• _Provided records_
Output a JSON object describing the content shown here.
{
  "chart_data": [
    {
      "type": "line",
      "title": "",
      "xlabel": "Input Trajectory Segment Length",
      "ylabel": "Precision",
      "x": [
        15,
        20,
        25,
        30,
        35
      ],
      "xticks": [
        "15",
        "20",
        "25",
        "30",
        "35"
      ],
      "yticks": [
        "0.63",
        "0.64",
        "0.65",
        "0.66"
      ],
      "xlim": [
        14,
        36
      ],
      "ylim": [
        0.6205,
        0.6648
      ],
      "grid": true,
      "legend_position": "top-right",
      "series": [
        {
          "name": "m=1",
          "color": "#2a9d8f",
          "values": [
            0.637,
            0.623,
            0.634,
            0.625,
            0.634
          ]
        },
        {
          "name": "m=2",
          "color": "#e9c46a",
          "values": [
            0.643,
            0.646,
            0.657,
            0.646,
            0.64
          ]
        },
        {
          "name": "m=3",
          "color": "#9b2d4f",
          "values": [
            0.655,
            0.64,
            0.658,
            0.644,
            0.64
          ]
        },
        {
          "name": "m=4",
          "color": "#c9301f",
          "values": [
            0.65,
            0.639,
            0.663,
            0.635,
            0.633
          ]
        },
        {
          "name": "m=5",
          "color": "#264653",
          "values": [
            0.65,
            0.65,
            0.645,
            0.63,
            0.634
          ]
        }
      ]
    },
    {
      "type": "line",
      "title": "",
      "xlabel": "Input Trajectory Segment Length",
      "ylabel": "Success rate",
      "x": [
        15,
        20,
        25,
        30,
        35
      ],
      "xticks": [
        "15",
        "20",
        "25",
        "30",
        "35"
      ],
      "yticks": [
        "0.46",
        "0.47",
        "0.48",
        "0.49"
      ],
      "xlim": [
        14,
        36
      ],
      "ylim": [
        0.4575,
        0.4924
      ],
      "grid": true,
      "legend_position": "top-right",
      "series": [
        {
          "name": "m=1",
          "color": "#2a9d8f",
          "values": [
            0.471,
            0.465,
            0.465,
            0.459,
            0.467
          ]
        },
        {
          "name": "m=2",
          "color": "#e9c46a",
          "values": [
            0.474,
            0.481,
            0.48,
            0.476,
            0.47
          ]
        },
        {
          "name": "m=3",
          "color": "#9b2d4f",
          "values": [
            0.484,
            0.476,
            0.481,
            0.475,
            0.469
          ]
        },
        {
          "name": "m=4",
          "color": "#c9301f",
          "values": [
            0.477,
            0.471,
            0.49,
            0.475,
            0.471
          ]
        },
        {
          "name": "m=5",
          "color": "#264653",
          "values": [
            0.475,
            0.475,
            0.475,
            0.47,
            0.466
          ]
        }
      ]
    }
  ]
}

• _The exercise_
Above are the records; copy all of them exactly.

• _The reply_
Output a JSON object describing the content shown here.
{
  "chart_data": [
    {
      "type": "line",
      "title": "",
      "xlabel": "Input Trajectory Segment Length",
      "ylabel": "Precision",
      "x": [
        15,
        20,
        25,
        30,
        35
      ],
      "xticks": [
        "15",
        "20",
        "25",
        "30",
        "35"
      ],
      "yticks": [
        "0.63",
        "0.64",
        "0.65",
        "0.66"
      ],
      "xlim": [
        14,
        36
      ],
      "ylim": [
        0.6205,
        0.6648
      ],
      "grid": true,
      "legend_position": "top-right",
      "series": [
        {
          "name": "m=1",
          "color": "#2a9d8f",
          "values": [
            0.637,
            0.623,
            0.634,
            0.625,
            0.634
          ]
        },
        {
          "name": "m=2",
          "color": "#e9c46a",
          "values": [
            0.643,
            0.646,
            0.657,
            0.646,
            0.64
          ]
        },
        {
          "name": "m=3",
          "color": "#9b2d4f",
          "values": [
            0.655,
            0.64,
            0.658,
            0.644,
            0.64
          ]
        },
        {
          "name": "m=4",
          "color": "#c9301f",
          "values": [
            0.65,
            0.639,
            0.663,
            0.635,
            0.633
          ]
        },
        {
          "name": "m=5",
          "color": "#264653",
          "values": [
            0.65,
            0.65,
            0.645,
            0.63,
            0.634
          ]
        }
      ]
    },
    {
      "type": "line",
      "title": "",
      "xlabel": "Input Trajectory Segment Length",
      "ylabel": "Success rate",
      "x": [
        15,
        20,
        25,
        30,
        35
      ],
      "xticks": [
        "15",
        "20",
        "25",
        "30",
        "35"
      ],
      "yticks": [
        "0.46",
        "0.47",
        "0.48",
        "0.49"
      ],
      "xlim": [
        14,
        36
      ],
      "ylim": [
        0.4575,
        0.4924
      ],
      "grid": true,
      "legend_position": "top-right",
      "series": [
        {
          "name": "m=1",
          "color": "#2a9d8f",
          "values": [
            0.471,
            0.465,
            0.465,
            0.459,
            0.467
          ]
        },
        {
          "name": "m=2",
          "color": "#e9c46a",
          "values": [
            0.474,
            0.481,
            0.48,
            0.476,
            0.47
          ]
        },
        {
          "name": "m=3",
          "color": "#9b2d4f",
          "values": [
            0.484,
            0.476,
            0.481,
            0.475,
            0.469
          ]
        },
        {
          "name": "m=4",
          "color": "#c9301f",
          "values": [
            0.477,
            0.471,
            0.49,
            0.475,
            0.471
          ]
        },
        {
          "name": "m=5",
          "color": "#264653",
          "values": [
            0.475,
            0.475,
            0.475,
            0.47,
            0.466
          ]
        }
      ]
    }
  ]
}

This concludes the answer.